### Exercise objective
Copy every line from the one that holds "Read out every word on this page." to the end of the records below, exactly and with nothing else, but without any pictures.

----- Recorded information -----

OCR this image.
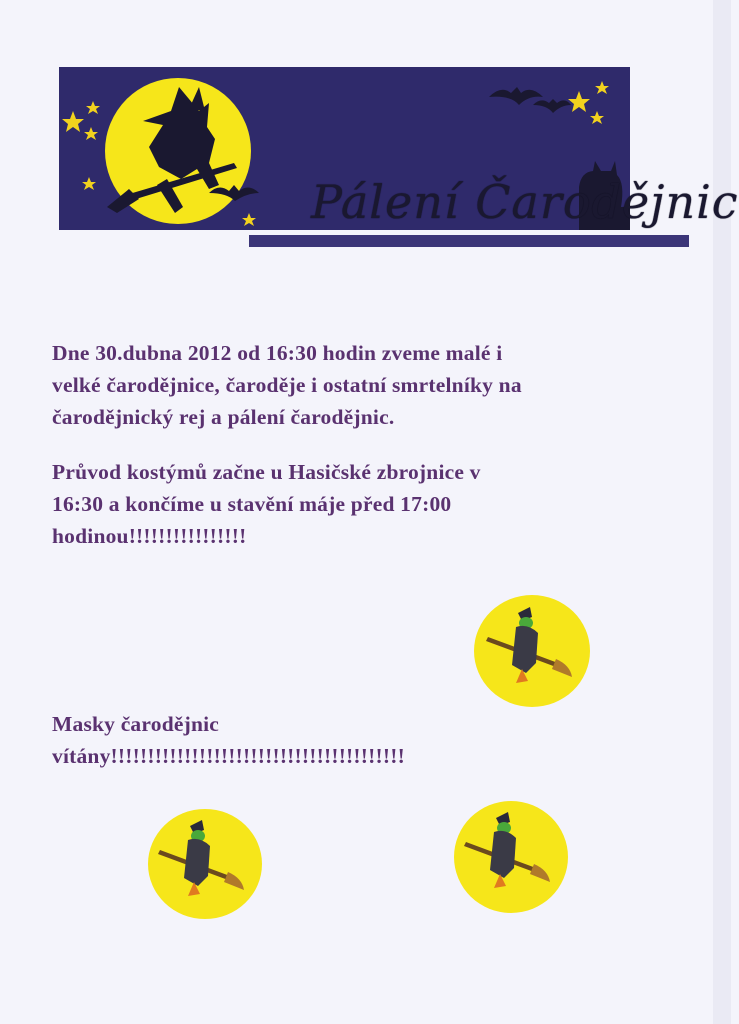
Pálení Čarodějnic
Dne 30.dubna 2012 od 16:30 hodin zveme malé i
velké čarodějnice, čaroděje i ostatní smrtelníky na
čarodějnický rej a pálení čarodějnic.
Průvod kostýmů začne u Hasičské zbrojnice v
16:30 a končíme u stavění máje před 17:00
hodinou!!!!!!!!!!!!!!!!
Masky čarodějnic
vítány!!!!!!!!!!!!!!!!!!!!!!!!!!!!!!!!!!!!!!!!
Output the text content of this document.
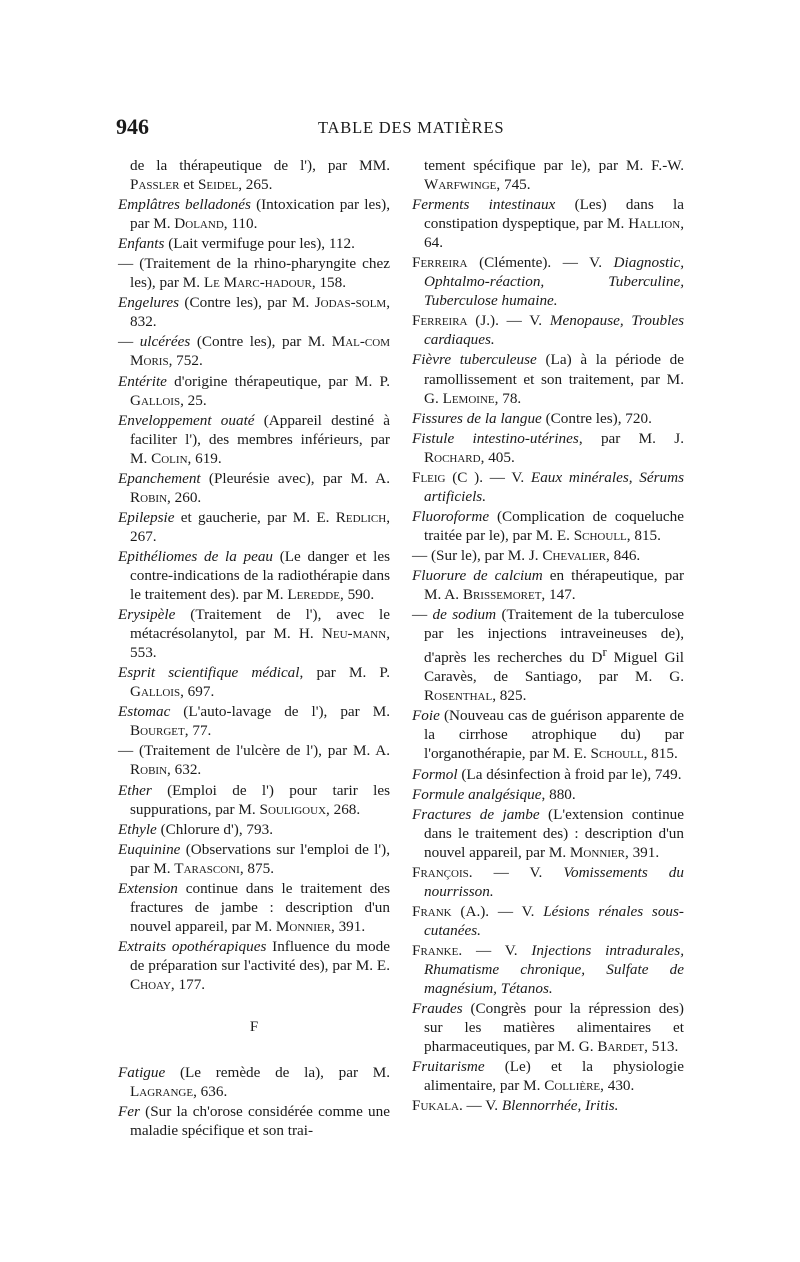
946	TABLE DES MATIÈRES
de la thérapeutique de l'), par MM. Passler et Seidel, 265.
Emplâtres belladonés (Intoxication par les), par M. Doland, 110.
Enfants (Lait vermifuge pour les), 112.
— (Traitement de la rhino-pharyngite chez les), par M. Le Marc-hadour, 158.
Engelures (Contre les), par M. Jodas-solm, 832.
— ulcérées (Contre les), par M. Mal-com Moris, 752.
Entérite d'origine thérapeutique, par M. P. Gallois, 25.
Enveloppement ouaté (Appareil destiné à faciliter l'), des membres inférieurs, par M. Colin, 619.
Epanchement (Pleurésie avec), par M. A. Robin, 260.
Epilepsie et gaucherie, par M. E. Redlich, 267.
Epithéliomes de la peau (Le danger et les contre-indications de la radiothérapie dans le traitement des). par M. Leredde, 590.
Erysipèle (Traitement de l'), avec le métacrésolanytol, par M. H. Neu-mann, 553.
Esprit scientifique médical, par M. P. Gallois, 697.
Estomac (L'auto-lavage de l'), par M. Bourget, 77.
— (Traitement de l'ulcère de l'), par M. A. Robin, 632.
Ether (Emploi de l') pour tarir les suppurations, par M. Souligoux, 268.
Ethyle (Chlorure d'), 793.
Euquinine (Observations sur l'emploi de l'), par M. Tarasconi, 875.
Extension continue dans le traitement des fractures de jambe : description d'un nouvel appareil, par M. Monnier, 391.
Extraits opothérapiques Influence du mode de préparation sur l'activité des), par M. E. Choay, 177.
F
Fatigue (Le remède de la), par M. Lagrange, 636.
Fer (Sur la ch'orose considérée comme une maladie spécifique et son trai-
tement spécifique par le), par M. F.-W. Warfwinge, 745.
Ferments intestinaux (Les) dans la constipation dyspeptique, par M. Hallion, 64.
Ferreira (Clémente). — V. Diagnostic, Ophtalmo-réaction, Tuberculine, Tuberculose humaine.
Ferreira (J.). — V. Menopause, Troubles cardiaques.
Fièvre tuberculeuse (La) à la période de ramollissement et son traitement, par M. G. Lemoine, 78.
Fissures de la langue (Contre les), 720.
Fistule intestino-utérines, par M. J. Rochard, 405.
Fleig (C ). — V. Eaux minérales, Sérums artificiels.
Fluoroforme (Complication de coqueluche traitée par le), par M. E. Schoull, 815.
— (Sur le), par M. J. Chevalier, 846.
Fluorure de calcium en thérapeutique, par M. A. Brissemoret, 147.
— de sodium (Traitement de la tuberculose par les injections intraveineuses de), d'après les recherches du $D^r$ Miguel Gil Caravès, de Santiago, par M. G. Rosenthal, 825.
Foie (Nouveau cas de guérison apparente de la cirrhose atrophique du) par l'organothérapie, par M. E. Schoull, 815.
Formol (La désinfection à froid par le), 749.
Formule analgésique, 880.
Fractures de jambe (L'extension continue dans le traitement des) : description d'un nouvel appareil, par M. Monnier, 391.
François. — V. Vomissements du nourrisson.
Frank (A.). — V. Lésions rénales sous-cutanées.
Franke. — V. Injections intradurales, Rhumatisme chronique, Sulfate de magnésium, Tétanos.
Fraudes (Congrès pour la répression des) sur les matières alimentaires et pharmaceutiques, par M. G. Bardet, 513.
Fruitarisme (Le) et la physiologie alimentaire, par M. Collière, 430.
Fukala. — V. Blennorrhée, Iritis.
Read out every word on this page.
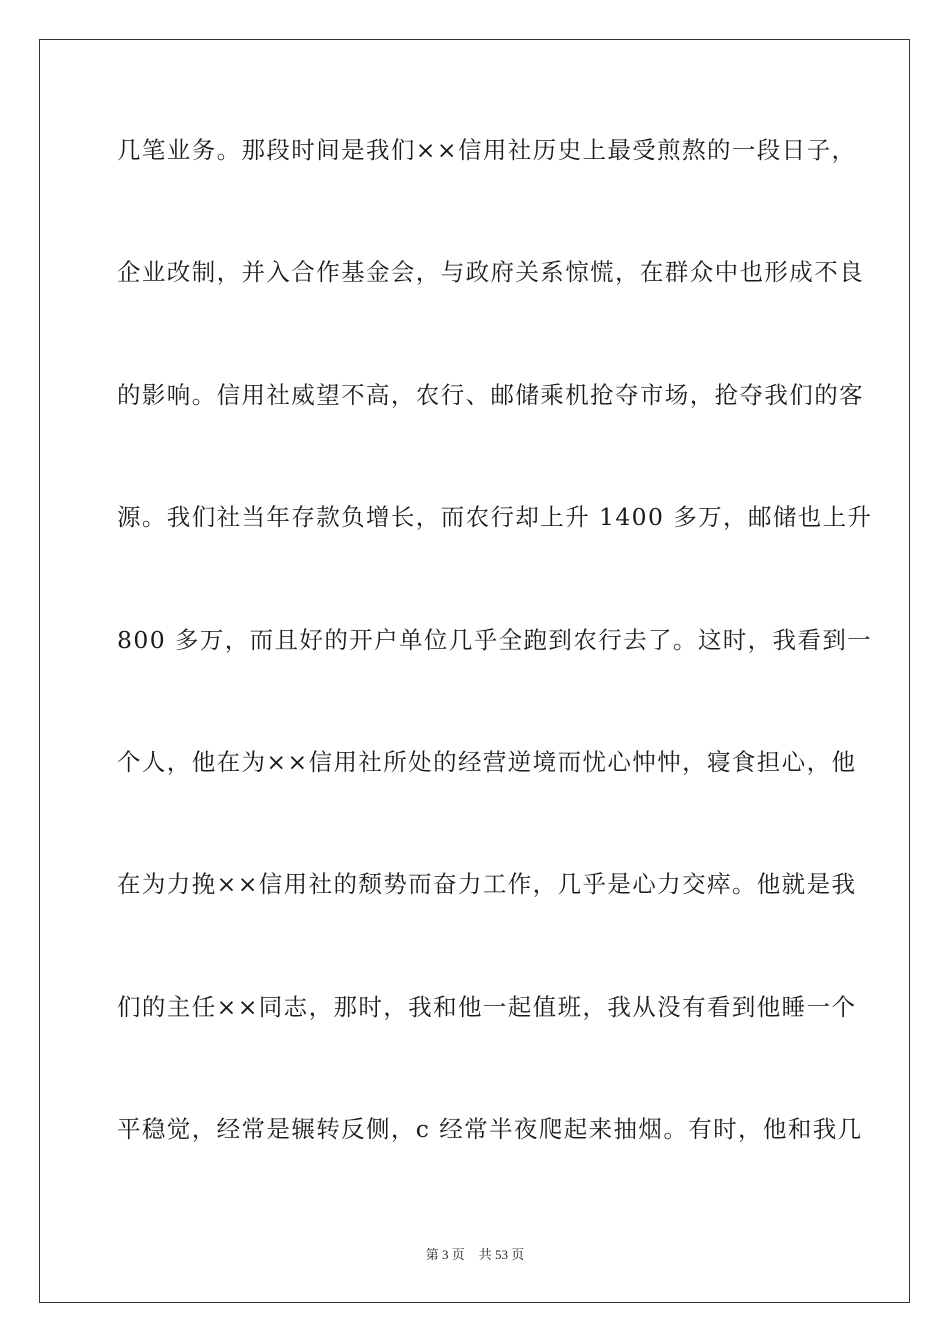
几笔业务。那段时间是我们××信用社历史上最受煎熬的一段日子，
企业改制，并入合作基金会，与政府关系惊慌，在群众中也形成不良
的影响。信用社威望不高，农行、邮储乘机抢夺市场，抢夺我们的客
源。我们社当年存款负增长，而农行却上升 1400 多万，邮储也上升
800 多万，而且好的开户单位几乎全跑到农行去了。这时，我看到一
个人，他在为××信用社所处的经营逆境而忧心忡忡，寝食担心，他
在为力挽××信用社的颓势而奋力工作，几乎是心力交瘁。他就是我
们的主任××同志，那时，我和他一起值班，我从没有看到他睡一个
平稳觉，经常是辗转反侧，c 经常半夜爬起来抽烟。有时，他和我几
第 3 页 共 53 页
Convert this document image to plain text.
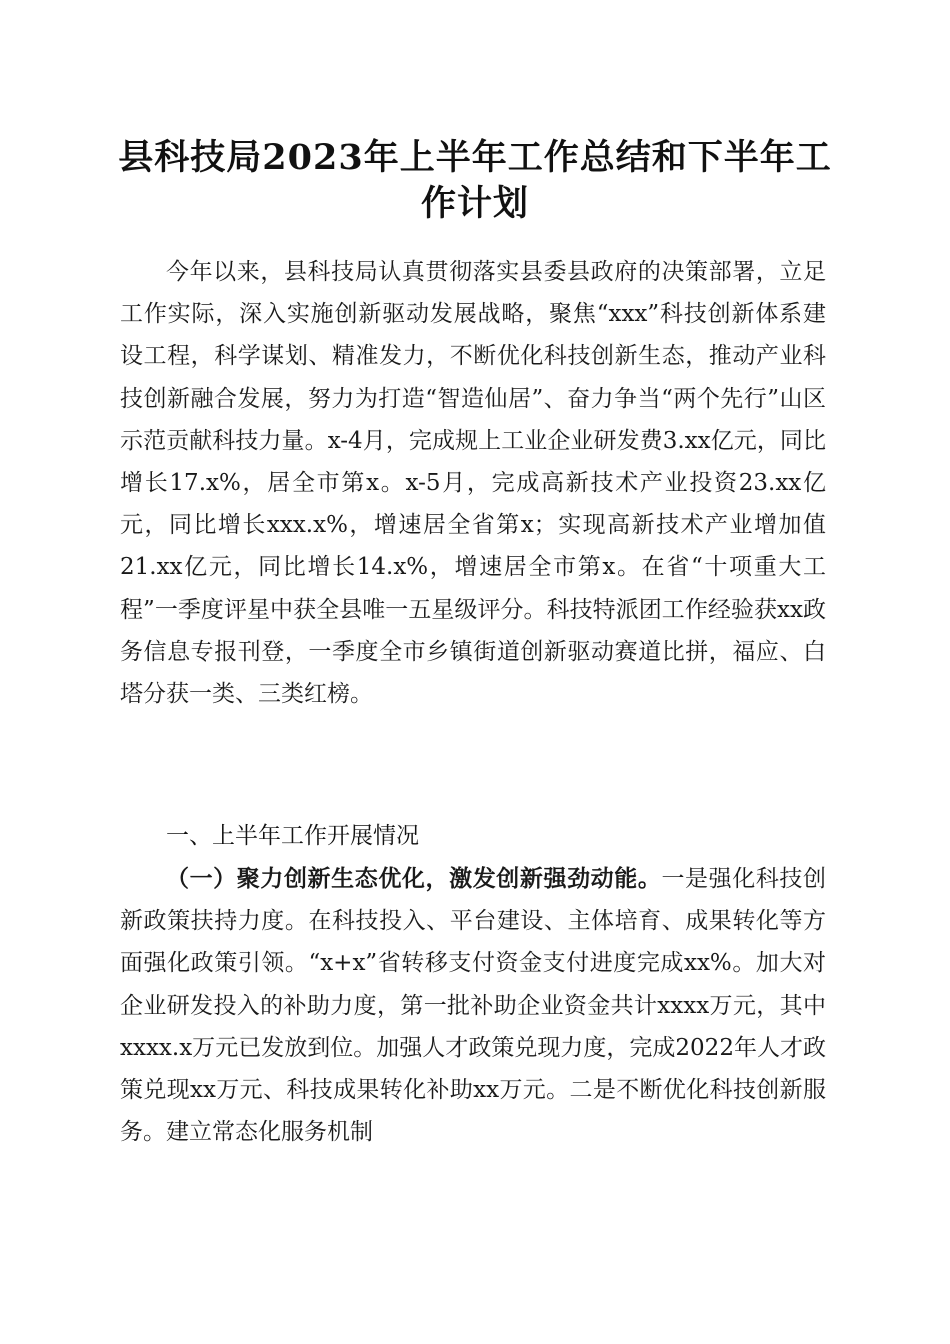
县科技局2023年上半年工作总结和下半年工作计划

今年以来，县科技局认真贯彻落实县委县政府的决策部署，立足工作实际，深入实施创新驱动发展战略，聚焦“xxx”科技创新体系建设工程，科学谋划、精准发力，不断优化科技创新生态，推动产业科技创新融合发展，努力为打造“智造仙居”、奋力争当“两个先行”山区示范贡献科技力量。x-4月，完成规上工业企业研发费3.xx亿元，同比增长17.x%，居全市第x。x-5月，完成高新技术产业投资23.xx亿元，同比增长xxx.x%，增速居全省第x；实现高新技术产业增加值21.xx亿元，同比增长14.x%，增速居全市第x。在省“十项重大工程”一季度评星中获全县唯一五星级评分。科技特派团工作经验获xx政务信息专报刊登，一季度全市乡镇街道创新驱动赛道比拼，福应、白塔分获一类、三类红榜。

一、上半年工作开展情况

（一）聚力创新生态优化，激发创新强劲动能。一是强化科技创新政策扶持力度。在科技投入、平台建设、主体培育、成果转化等方面强化政策引领。“x+x”省转移支付资金支付进度完成xx%。加大对企业研发投入的补助力度，第一批补助企业资金共计xxxx万元，其中xxxx.x万元已发放到位。加强人才政策兑现力度，完成2022年人才政策兑现xx万元、科技成果转化补助xx万元。二是不断优化科技创新服务。建立常态化服务机制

-----

### Complete output
Read out every word on this page.
几笔业务。那段时间是我们××信用社历史上最受煎熬的一段日子，
企业改制，并入合作基金会，与政府关系惊慌，在群众中也形成不良
的影响。信用社威望不高，农行、邮储乘机抢夺市场，抢夺我们的客
源。我们社当年存款负增长，而农行却上升 1400 多万，邮储也上升
800 多万，而且好的开户单位几乎全跑到农行去了。这时，我看到一
个人，他在为××信用社所处的经营逆境而忧心忡忡，寝食担心，他
在为力挽××信用社的颓势而奋力工作，几乎是心力交瘁。他就是我
们的主任××同志，那时，我和他一起值班，我从没有看到他睡一个
平稳觉，经常是辗转反侧，c 经常半夜爬起来抽烟。有时，他和我几
第 3 页 共 53 页
Convert this document image to plain text.
县科技局2023年上半年工作总结和下半年工作计划

今年以来，县科技局认真贯彻落实县委县政府的决策部署，立足工作实际，深入实施创新驱动发展战略，聚焦“xxx”科技创新体系建设工程，科学谋划、精准发力，不断优化科技创新生态，推动产业科技创新融合发展，努力为打造“智造仙居”、奋力争当“两个先行”山区示范贡献科技力量。x-4月，完成规上工业企业研发费3.xx亿元，同比增长17.x%，居全市第x。x-5月，完成高新技术产业投资23.xx亿元，同比增长xxx.x%，增速居全省第x；实现高新技术产业增加值21.xx亿元，同比增长14.x%，增速居全市第x。在省“十项重大工程”一季度评星中获全县唯一五星级评分。科技特派团工作经验获xx政务信息专报刊登，一季度全市乡镇街道创新驱动赛道比拼，福应、白塔分获一类、三类红榜。

一、上半年工作开展情况

（一）聚力创新生态优化，激发创新强劲动能。一是强化科技创新政策扶持力度。在科技投入、平台建设、主体培育、成果转化等方面强化政策引领。“x+x”省转移支付资金支付进度完成xx%。加大对企业研发投入的补助力度，第一批补助企业资金共计xxxx万元，其中xxxx.x万元已发放到位。加强人才政策兑现力度，完成2022年人才政策兑现xx万元、科技成果转化补助xx万元。二是不断优化科技创新服务。建立常态化服务机制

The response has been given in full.